• What this task involves: In the material below, find each line holding the string "during" and copy it.

• Records contained in a dataset:
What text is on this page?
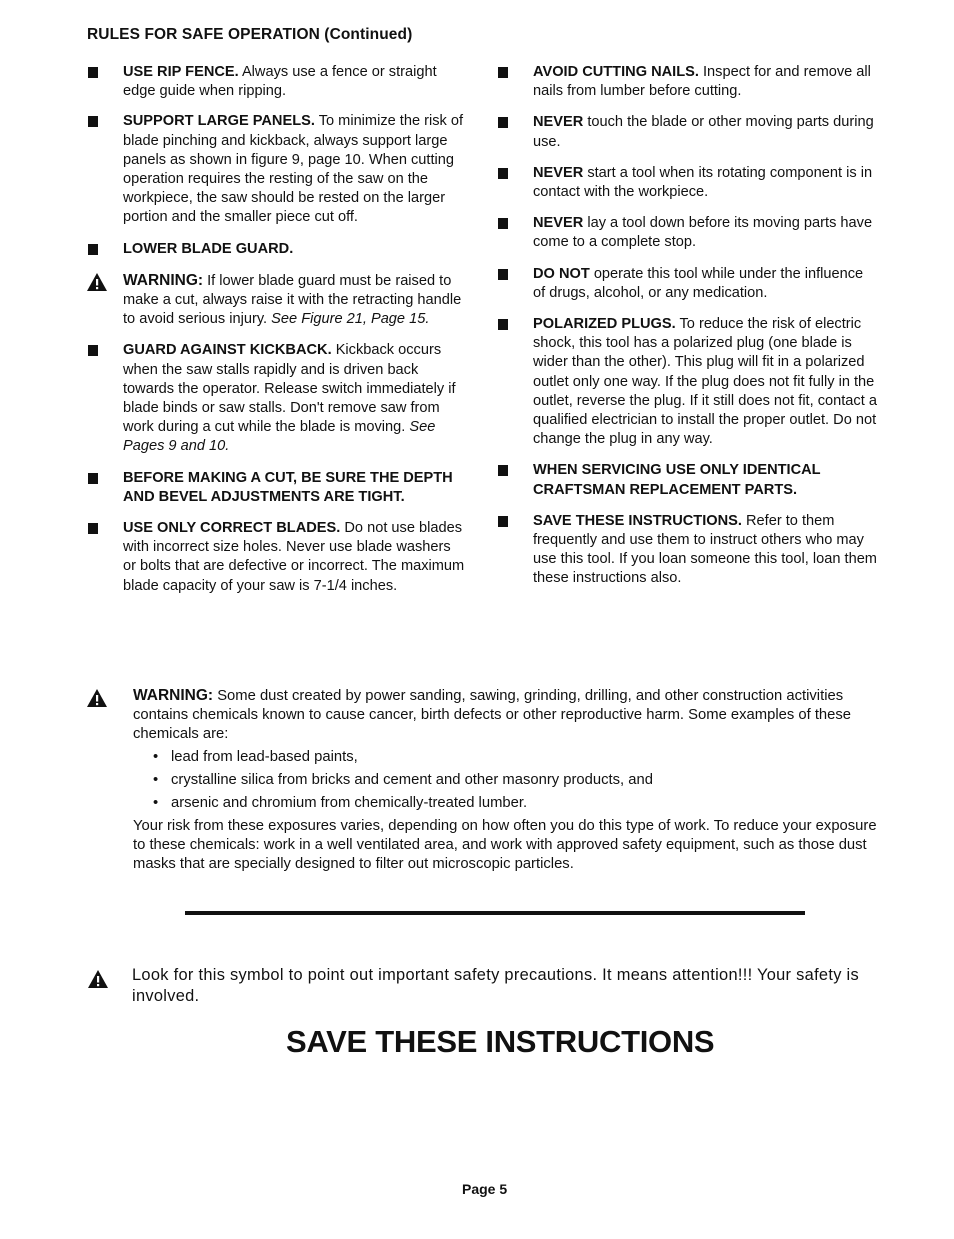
RULES FOR SAFE OPERATION (Continued)
USE RIP FENCE. Always use a fence or straight edge guide when ripping.
SUPPORT LARGE PANELS. To minimize the risk of blade pinching and kickback, always support large panels as shown in figure 9, page 10. When cutting operation requires the resting of the saw on the workpiece, the saw should be rested on the larger portion and the smaller piece cut off.
LOWER BLADE GUARD.
WARNING: If lower blade guard must be raised to make a cut, always raise it with the retracting handle to avoid serious injury. See Figure 21, Page 15.
GUARD AGAINST KICKBACK. Kickback occurs when the saw stalls rapidly and is driven back towards the operator. Release switch immediately if blade binds or saw stalls. Don't remove saw from work during a cut while the blade is moving. See Pages 9 and 10.
BEFORE MAKING A CUT, BE SURE THE DEPTH AND BEVEL ADJUSTMENTS ARE TIGHT.
USE ONLY CORRECT BLADES. Do not use blades with incorrect size holes. Never use blade washers or bolts that are defective or incorrect. The maximum blade capacity of your saw is 7-1/4 inches.
AVOID CUTTING NAILS. Inspect for and remove all nails from lumber before cutting.
NEVER touch the blade or other moving parts during use.
NEVER start a tool when its rotating component is in contact with the workpiece.
NEVER lay a tool down before its moving parts have come to a complete stop.
DO NOT operate this tool while under the influence of drugs, alcohol, or any medication.
POLARIZED PLUGS. To reduce the risk of electric shock, this tool has a polarized plug (one blade is wider than the other). This plug will fit in a polarized outlet only one way. If the plug does not fit fully in the outlet, reverse the plug. If it still does not fit, contact a qualified electrician to install the proper outlet. Do not change the plug in any way.
WHEN SERVICING USE ONLY IDENTICAL CRAFTSMAN REPLACEMENT PARTS.
SAVE THESE INSTRUCTIONS. Refer to them frequently and use them to instruct others who may use this tool. If you loan someone this tool, loan them these instructions also.
WARNING: Some dust created by power sanding, sawing, grinding, drilling, and other construction activities contains chemicals known to cause cancer, birth defects or other reproductive harm. Some examples of these chemicals are:
• lead from lead-based paints,
• crystalline silica from bricks and cement and other masonry products, and
• arsenic and chromium from chemically-treated lumber.
Your risk from these exposures varies, depending on how often you do this type of work. To reduce your exposure to these chemicals: work in a well ventilated area, and work with approved safety equipment, such as those dust masks that are specially designed to filter out microscopic particles.
Look for this symbol to point out important safety precautions. It means attention!!! Your safety is involved.
SAVE THESE INSTRUCTIONS
Page 5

• Result of this task:
GUARD AGAINST KICKBACK. Kickback occurs when the saw stalls rapidly and is driven back towards the operator. Release switch immediately if blade binds or saw stalls. Don't remove saw from work during a cut while the blade is moving. See Pages 9 and 10.
NEVER touch the blade or other moving parts during use.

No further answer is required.